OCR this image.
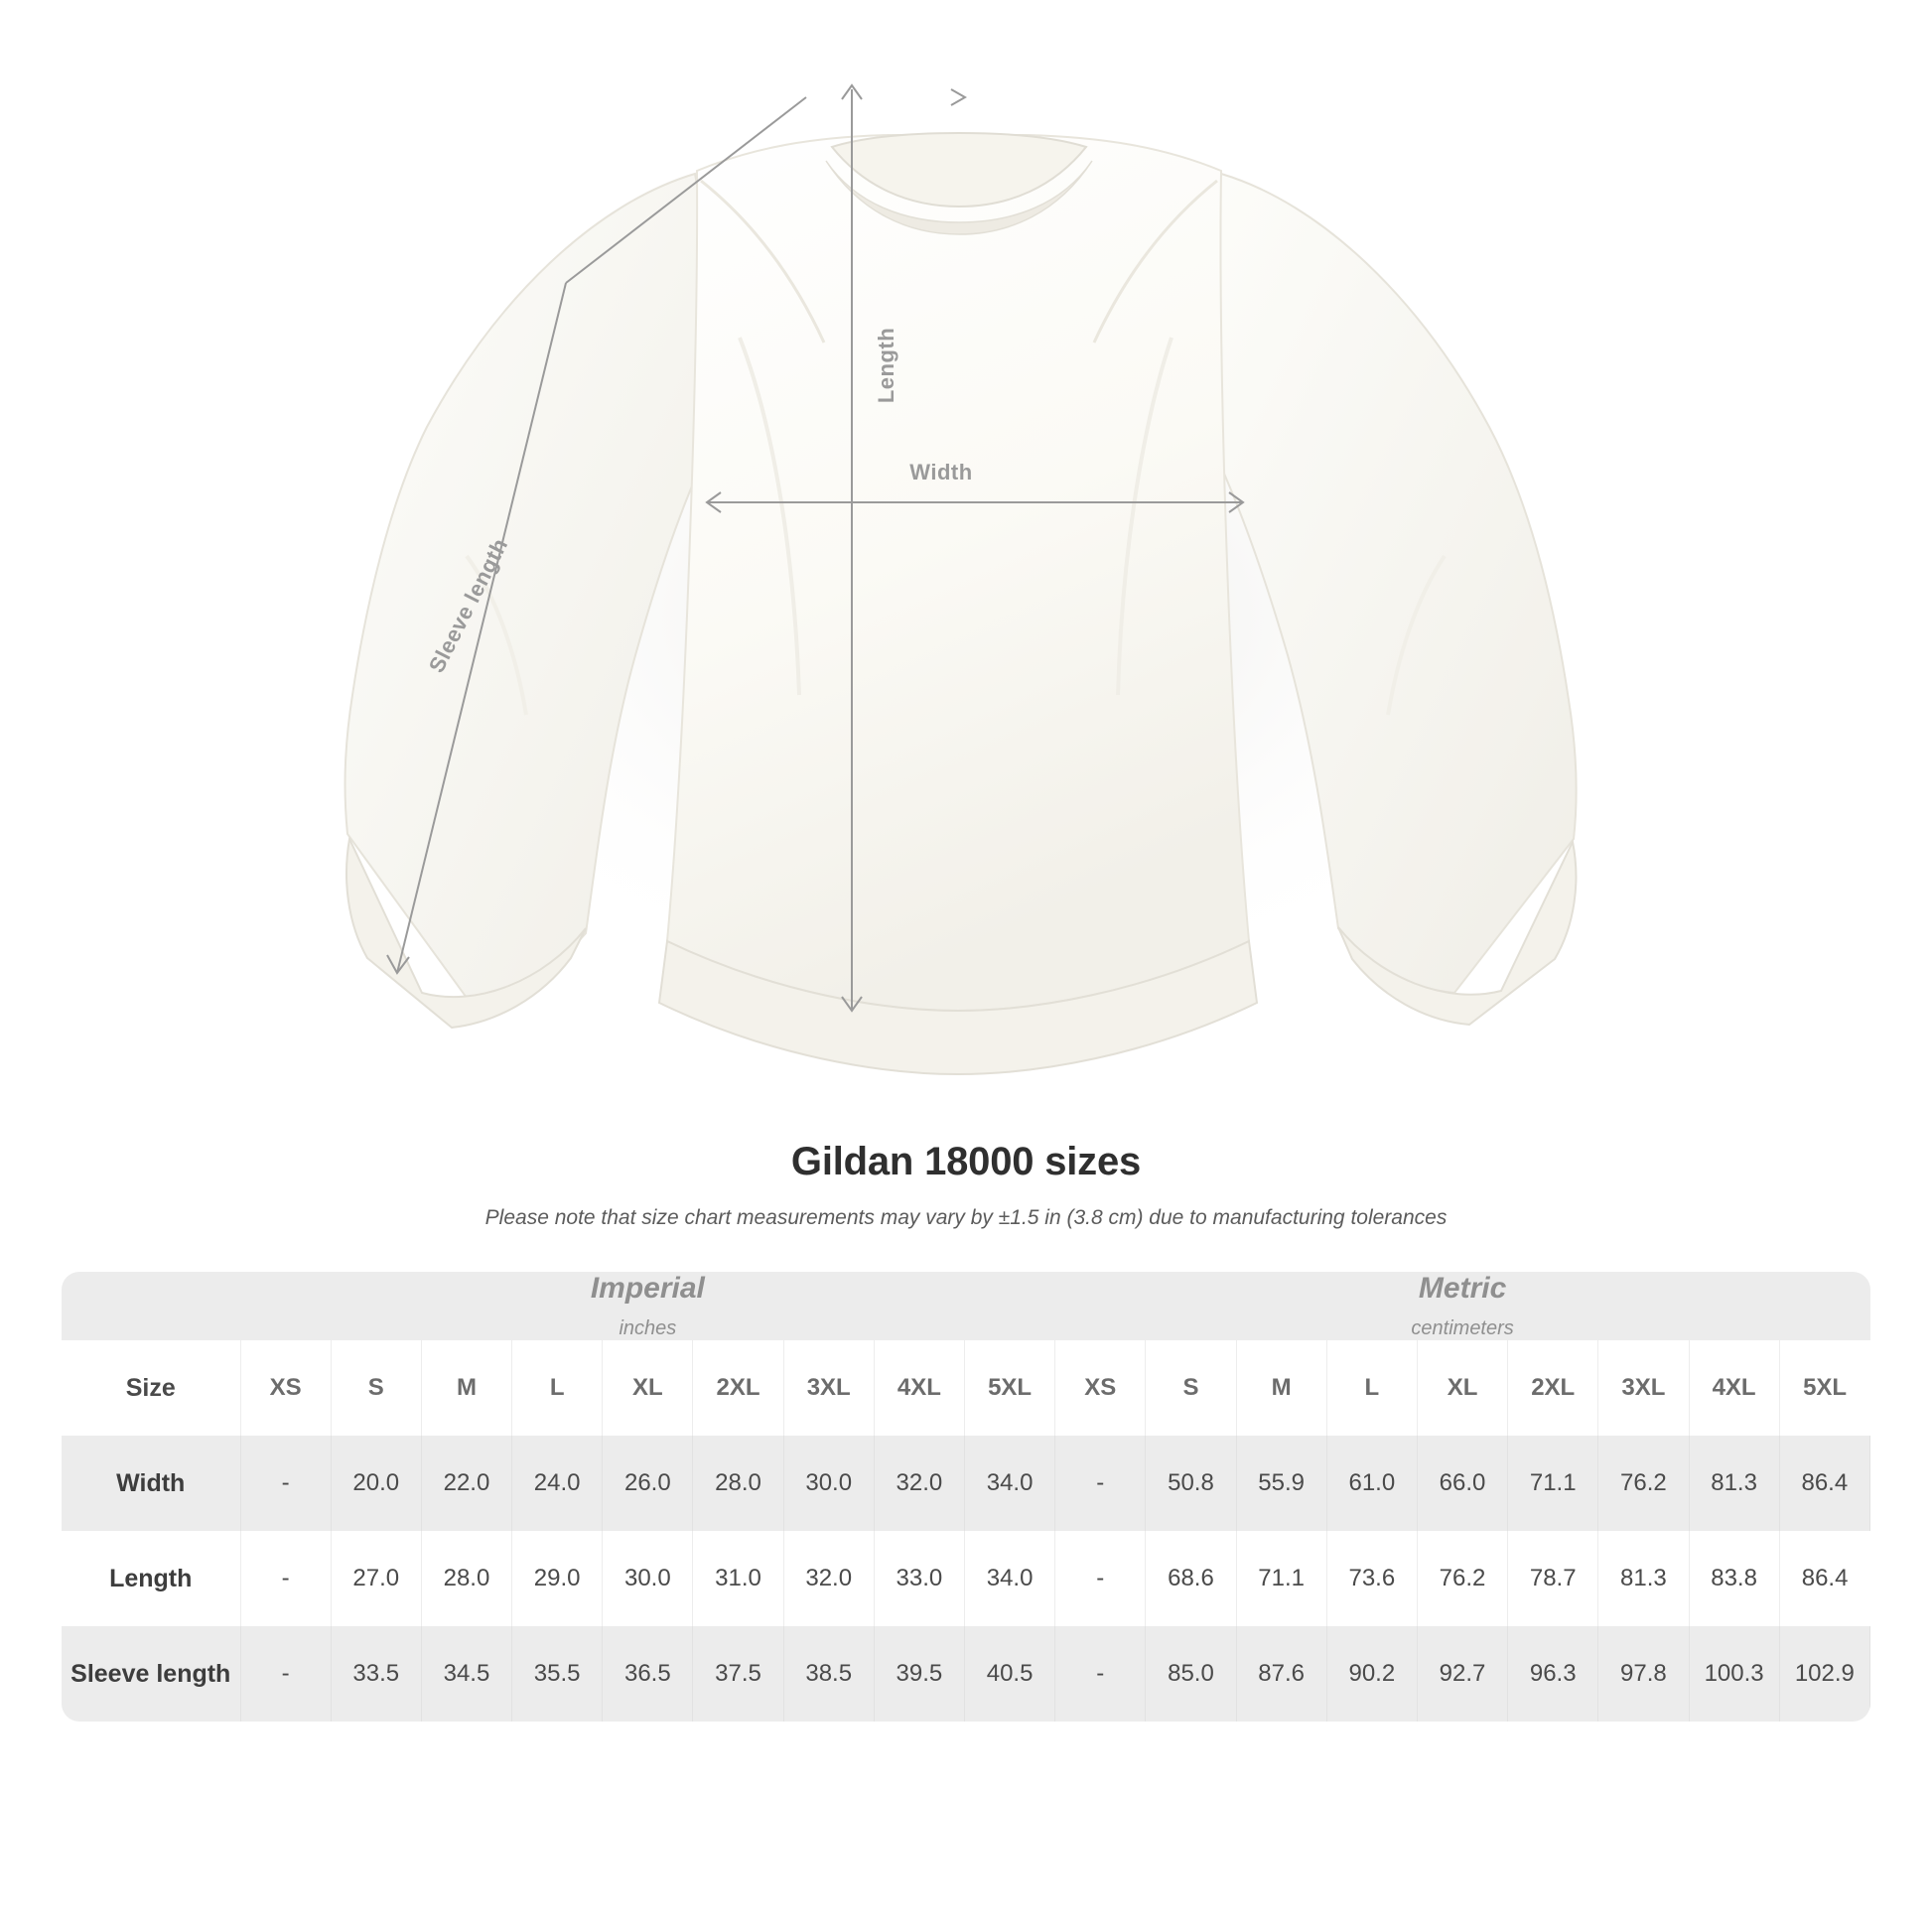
Width
Length
Sleeve length
Gildan 18000 sizes
Please note that size chart measurements may vary by ±1.5 in (3.8 cm) due to manufacturing tolerances

Imperial
inches

Metric
centimeters

Size	XS	S	M	L	XL	2XL	3XL	4XL	5XL	XS	S	M	L	XL	2XL	3XL	4XL	5XL
Width	-	20.0	22.0	24.0	26.0	28.0	30.0	32.0	34.0	-	50.8	55.9	61.0	66.0	71.1	76.2	81.3	86.4
Length	-	27.0	28.0	29.0	30.0	31.0	32.0	33.0	34.0	-	68.6	71.1	73.6	76.2	78.7	81.3	83.8	86.4
Sleeve length	-	33.5	34.5	35.5	36.5	37.5	38.5	39.5	40.5	-	85.0	87.6	90.2	92.7	96.3	97.8	100.3	102.9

___

Copy out all the data exactly; skip the pictures.

**THE RESPONSE:**
OCR this image.
Width
Length
Sleeve length
Gildan 18000 sizes
Please note that size chart measurements may vary by ±1.5 in (3.8 cm) due to manufacturing tolerances

Imperial
inches

Metric
centimeters

Size	XS	S	M	L	XL	2XL	3XL	4XL	5XL	XS	S	M	L	XL	2XL	3XL	4XL	5XL
Width	-	20.0	22.0	24.0	26.0	28.0	30.0	32.0	34.0	-	50.8	55.9	61.0	66.0	71.1	76.2	81.3	86.4
Length	-	27.0	28.0	29.0	30.0	31.0	32.0	33.0	34.0	-	68.6	71.1	73.6	76.2	78.7	81.3	83.8	86.4
Sleeve length	-	33.5	34.5	35.5	36.5	37.5	38.5	39.5	40.5	-	85.0	87.6	90.2	92.7	96.3	97.8	100.3	102.9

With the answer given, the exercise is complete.